— Start DATA LINES —

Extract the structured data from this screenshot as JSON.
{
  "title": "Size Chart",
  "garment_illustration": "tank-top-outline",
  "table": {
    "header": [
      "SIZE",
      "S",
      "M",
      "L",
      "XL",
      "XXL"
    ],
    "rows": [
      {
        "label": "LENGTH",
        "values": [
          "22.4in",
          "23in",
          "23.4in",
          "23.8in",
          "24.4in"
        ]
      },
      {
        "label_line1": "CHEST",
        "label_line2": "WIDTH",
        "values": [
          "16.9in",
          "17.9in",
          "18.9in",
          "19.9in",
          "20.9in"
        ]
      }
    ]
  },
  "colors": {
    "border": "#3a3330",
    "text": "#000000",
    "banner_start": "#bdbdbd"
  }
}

— End DATA LINES —

◆ INSTRUCTIONS TO FOLLOW: All of the entries must be written out exactly as they stand.

◆ THE SOLUTION:
Extract the structured data from this screenshot as JSON.
{
  "title": "Size Chart",
  "garment_illustration": "tank-top-outline",
  "table": {
    "header": [
      "SIZE",
      "S",
      "M",
      "L",
      "XL",
      "XXL"
    ],
    "rows": [
      {
        "label": "LENGTH",
        "values": [
          "22.4in",
          "23in",
          "23.4in",
          "23.8in",
          "24.4in"
        ]
      },
      {
        "label_line1": "CHEST",
        "label_line2": "WIDTH",
        "values": [
          "16.9in",
          "17.9in",
          "18.9in",
          "19.9in",
          "20.9in"
        ]
      }
    ]
  },
  "colors": {
    "border": "#3a3330",
    "text": "#000000",
    "banner_start": "#bdbdbd"
  }
}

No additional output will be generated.